# Records provided start

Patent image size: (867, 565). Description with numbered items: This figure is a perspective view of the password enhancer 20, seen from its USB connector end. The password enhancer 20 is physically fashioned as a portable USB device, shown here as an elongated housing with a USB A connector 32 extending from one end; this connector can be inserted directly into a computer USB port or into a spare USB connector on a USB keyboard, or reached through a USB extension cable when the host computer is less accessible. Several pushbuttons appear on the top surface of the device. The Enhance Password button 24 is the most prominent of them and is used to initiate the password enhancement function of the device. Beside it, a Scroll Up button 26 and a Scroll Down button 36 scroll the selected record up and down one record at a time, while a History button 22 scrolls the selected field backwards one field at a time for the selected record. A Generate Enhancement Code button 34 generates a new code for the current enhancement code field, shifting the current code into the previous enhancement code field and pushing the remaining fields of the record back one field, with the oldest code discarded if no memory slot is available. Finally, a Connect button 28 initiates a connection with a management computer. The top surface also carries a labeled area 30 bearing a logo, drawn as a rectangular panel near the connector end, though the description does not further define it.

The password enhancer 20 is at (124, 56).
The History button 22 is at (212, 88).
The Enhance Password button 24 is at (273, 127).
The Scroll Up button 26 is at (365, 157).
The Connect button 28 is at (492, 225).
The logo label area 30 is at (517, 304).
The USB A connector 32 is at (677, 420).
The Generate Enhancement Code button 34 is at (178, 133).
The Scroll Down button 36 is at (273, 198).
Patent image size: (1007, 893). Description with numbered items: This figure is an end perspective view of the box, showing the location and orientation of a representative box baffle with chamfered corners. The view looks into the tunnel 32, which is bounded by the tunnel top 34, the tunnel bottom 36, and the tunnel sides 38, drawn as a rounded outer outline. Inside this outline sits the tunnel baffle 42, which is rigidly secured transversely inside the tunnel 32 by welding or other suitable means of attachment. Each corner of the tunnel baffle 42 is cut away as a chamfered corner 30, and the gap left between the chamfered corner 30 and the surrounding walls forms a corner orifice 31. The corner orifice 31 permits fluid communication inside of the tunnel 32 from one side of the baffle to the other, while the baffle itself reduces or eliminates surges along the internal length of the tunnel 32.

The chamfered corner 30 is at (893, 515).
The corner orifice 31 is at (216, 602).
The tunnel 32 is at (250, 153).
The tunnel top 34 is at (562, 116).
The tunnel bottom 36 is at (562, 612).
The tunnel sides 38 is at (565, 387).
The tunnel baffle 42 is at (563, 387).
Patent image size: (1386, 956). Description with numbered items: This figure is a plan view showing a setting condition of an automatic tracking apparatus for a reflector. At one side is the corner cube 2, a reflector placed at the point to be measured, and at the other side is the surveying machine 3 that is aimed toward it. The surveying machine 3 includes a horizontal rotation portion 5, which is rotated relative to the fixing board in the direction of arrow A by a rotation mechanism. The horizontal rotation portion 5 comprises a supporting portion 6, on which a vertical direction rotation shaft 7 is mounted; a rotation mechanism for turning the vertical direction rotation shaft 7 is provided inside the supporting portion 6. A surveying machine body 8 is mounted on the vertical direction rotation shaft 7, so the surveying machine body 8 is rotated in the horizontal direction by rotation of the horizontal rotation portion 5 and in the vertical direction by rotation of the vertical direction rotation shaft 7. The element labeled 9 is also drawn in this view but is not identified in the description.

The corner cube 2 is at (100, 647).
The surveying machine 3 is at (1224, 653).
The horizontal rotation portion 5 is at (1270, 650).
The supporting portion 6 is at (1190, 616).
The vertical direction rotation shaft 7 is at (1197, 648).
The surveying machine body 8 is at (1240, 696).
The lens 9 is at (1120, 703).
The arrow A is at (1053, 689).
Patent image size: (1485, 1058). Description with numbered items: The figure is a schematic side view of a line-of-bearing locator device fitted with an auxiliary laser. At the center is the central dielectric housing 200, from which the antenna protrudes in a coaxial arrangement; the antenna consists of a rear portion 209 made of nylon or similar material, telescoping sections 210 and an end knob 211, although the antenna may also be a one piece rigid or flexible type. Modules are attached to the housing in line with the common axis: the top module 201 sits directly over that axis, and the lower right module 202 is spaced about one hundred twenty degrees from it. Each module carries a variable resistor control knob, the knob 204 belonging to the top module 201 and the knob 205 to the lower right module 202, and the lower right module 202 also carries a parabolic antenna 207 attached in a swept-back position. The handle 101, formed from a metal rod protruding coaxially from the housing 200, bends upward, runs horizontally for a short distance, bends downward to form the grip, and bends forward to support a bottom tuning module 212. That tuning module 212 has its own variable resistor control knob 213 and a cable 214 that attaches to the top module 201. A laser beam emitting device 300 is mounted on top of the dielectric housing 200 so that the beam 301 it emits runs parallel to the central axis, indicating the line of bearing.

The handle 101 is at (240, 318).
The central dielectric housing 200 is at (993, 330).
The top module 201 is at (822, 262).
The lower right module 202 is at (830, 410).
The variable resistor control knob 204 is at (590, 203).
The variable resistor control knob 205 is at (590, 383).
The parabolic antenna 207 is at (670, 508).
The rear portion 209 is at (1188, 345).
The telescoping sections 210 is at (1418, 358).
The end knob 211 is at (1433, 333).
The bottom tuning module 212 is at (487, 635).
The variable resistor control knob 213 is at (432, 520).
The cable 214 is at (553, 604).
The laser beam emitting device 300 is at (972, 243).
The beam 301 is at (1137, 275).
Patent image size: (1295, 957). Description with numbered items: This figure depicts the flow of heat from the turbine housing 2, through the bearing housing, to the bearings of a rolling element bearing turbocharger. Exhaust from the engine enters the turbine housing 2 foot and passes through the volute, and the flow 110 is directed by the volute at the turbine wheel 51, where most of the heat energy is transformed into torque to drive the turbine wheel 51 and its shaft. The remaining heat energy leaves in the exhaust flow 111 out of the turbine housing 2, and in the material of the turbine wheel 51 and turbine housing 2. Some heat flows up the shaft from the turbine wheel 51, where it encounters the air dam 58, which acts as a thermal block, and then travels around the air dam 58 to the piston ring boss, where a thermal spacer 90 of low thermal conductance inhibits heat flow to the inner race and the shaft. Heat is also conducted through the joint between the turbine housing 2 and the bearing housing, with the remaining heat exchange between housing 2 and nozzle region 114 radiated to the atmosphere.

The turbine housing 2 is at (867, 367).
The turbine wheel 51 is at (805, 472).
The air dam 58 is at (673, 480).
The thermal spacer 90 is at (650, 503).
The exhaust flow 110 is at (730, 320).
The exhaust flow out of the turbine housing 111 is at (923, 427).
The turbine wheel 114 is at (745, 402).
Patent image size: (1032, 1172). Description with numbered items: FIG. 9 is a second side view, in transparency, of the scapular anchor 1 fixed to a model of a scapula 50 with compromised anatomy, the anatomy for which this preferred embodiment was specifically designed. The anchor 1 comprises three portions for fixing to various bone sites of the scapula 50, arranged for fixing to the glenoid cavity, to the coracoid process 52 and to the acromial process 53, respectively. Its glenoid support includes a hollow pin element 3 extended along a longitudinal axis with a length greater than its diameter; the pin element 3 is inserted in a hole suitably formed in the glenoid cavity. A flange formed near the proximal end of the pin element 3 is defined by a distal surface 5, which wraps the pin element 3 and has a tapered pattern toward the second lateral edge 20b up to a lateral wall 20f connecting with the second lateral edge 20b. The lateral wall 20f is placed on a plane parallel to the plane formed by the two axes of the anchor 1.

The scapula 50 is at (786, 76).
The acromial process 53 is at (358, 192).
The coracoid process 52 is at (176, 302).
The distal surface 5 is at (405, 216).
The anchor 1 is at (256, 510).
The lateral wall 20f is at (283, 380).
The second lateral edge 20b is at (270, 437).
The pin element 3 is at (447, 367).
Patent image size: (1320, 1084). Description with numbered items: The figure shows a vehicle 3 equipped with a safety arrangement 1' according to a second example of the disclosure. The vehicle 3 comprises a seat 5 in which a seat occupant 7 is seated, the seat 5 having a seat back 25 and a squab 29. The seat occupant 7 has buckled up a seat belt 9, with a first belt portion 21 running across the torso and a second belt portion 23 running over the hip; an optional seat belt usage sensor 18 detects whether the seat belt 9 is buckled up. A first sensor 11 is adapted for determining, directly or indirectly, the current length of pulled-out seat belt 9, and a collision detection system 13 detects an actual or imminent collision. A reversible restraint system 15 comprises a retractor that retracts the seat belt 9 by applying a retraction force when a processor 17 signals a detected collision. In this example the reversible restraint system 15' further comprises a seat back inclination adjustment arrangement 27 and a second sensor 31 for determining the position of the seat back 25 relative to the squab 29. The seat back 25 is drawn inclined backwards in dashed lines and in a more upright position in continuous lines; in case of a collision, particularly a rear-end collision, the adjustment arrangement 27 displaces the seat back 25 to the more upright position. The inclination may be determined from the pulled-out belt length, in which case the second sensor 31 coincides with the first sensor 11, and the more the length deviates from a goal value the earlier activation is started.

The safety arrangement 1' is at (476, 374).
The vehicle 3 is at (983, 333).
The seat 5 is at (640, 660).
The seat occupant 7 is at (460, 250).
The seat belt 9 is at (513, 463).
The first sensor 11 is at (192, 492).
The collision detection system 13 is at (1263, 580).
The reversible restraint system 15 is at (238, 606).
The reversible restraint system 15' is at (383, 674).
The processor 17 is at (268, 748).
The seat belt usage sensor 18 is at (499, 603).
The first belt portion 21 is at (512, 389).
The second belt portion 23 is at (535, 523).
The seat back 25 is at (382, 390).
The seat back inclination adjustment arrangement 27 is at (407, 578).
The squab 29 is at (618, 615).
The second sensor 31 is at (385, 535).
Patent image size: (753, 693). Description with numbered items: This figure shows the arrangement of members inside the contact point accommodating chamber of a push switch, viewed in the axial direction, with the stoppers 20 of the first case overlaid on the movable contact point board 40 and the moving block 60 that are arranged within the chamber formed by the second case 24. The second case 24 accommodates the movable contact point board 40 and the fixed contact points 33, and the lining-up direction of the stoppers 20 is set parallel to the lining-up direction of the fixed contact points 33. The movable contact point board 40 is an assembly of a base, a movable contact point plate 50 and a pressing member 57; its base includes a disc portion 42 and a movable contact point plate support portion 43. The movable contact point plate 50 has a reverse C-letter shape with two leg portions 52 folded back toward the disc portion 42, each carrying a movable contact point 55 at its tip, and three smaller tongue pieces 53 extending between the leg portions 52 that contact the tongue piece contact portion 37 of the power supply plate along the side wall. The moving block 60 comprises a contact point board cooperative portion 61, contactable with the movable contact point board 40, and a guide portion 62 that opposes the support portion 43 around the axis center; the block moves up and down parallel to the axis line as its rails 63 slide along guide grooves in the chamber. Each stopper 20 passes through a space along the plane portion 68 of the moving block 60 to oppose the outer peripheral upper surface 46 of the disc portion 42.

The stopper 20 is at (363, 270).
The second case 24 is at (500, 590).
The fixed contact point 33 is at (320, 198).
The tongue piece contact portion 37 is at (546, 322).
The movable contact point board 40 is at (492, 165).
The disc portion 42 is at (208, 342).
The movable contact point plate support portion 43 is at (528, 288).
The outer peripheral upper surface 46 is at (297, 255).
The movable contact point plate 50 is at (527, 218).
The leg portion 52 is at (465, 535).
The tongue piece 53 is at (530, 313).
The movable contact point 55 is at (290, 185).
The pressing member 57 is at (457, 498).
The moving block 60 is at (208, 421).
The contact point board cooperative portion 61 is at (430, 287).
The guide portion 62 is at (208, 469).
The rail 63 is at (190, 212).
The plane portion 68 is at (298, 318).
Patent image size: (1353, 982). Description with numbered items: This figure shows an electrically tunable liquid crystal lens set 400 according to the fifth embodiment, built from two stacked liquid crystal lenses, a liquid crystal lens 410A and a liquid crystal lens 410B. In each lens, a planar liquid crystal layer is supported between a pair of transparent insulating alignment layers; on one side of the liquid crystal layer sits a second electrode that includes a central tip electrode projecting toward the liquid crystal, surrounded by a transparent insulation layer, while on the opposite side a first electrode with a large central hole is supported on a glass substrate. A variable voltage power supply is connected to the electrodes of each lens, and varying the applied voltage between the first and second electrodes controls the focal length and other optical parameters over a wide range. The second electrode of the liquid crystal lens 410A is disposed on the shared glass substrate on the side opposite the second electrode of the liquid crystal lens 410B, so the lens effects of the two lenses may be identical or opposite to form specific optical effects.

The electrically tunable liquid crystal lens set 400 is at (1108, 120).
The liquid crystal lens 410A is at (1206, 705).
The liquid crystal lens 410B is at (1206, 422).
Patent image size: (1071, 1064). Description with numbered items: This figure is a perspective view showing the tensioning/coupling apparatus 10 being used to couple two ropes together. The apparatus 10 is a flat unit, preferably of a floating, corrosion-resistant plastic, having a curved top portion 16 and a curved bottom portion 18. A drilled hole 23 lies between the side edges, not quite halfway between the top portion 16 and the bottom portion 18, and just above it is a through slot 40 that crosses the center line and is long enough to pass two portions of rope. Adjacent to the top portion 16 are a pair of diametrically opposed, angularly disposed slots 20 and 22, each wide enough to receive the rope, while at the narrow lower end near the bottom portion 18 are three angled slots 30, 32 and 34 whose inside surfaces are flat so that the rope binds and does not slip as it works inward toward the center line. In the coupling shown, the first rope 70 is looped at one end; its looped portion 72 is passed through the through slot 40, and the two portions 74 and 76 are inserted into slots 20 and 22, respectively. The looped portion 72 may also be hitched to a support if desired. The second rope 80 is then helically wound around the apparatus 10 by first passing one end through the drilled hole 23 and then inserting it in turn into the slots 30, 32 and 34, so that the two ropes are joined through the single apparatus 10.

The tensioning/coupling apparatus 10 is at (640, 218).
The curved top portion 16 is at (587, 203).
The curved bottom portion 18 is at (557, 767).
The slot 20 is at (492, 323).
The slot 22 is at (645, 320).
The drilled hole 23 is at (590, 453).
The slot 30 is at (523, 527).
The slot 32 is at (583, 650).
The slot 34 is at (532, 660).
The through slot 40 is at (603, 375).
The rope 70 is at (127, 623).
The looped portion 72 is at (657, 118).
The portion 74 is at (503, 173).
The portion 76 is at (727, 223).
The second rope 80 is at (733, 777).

# Records provided end

◆ Task goal
Reproduce the material beginning at the line that contains "Patent image size: (1353, 982)." and ending after the line that contains "The liquid crystal lens 410B is", substituting "layered" for "stacked" and leaving everything else unchanged.

◆ Solution for this task
Patent image size: (1353, 982). Description with numbered items: This figure shows an electrically tunable liquid crystal lens set 400 according to the fifth embodiment, built from two layered liquid crystal lenses, a liquid crystal lens 410A and a liquid crystal lens 410B. In each lens, a planar liquid crystal layer is supported between a pair of transparent insulating alignment layers; on one side of the liquid crystal layer sits a second electrode that includes a central tip electrode projecting toward the liquid crystal, surrounded by a transparent insulation layer, while on the opposite side a first electrode with a large central hole is supported on a glass substrate. A variable voltage power supply is connected to the electrodes of each lens, and varying the applied voltage between the first and second electrodes controls the focal length and other optical parameters over a wide range. The second electrode of the liquid crystal lens 410A is disposed on the shared glass substrate on the side opposite the second electrode of the liquid crystal lens 410B, so the lens effects of the two lenses may be identical or opposite to form specific optical effects.

The electrically tunable liquid crystal lens set 400 is at (1108, 120).
The liquid crystal lens 410A is at (1206, 705).
The liquid crystal lens 410B is at (1206, 422).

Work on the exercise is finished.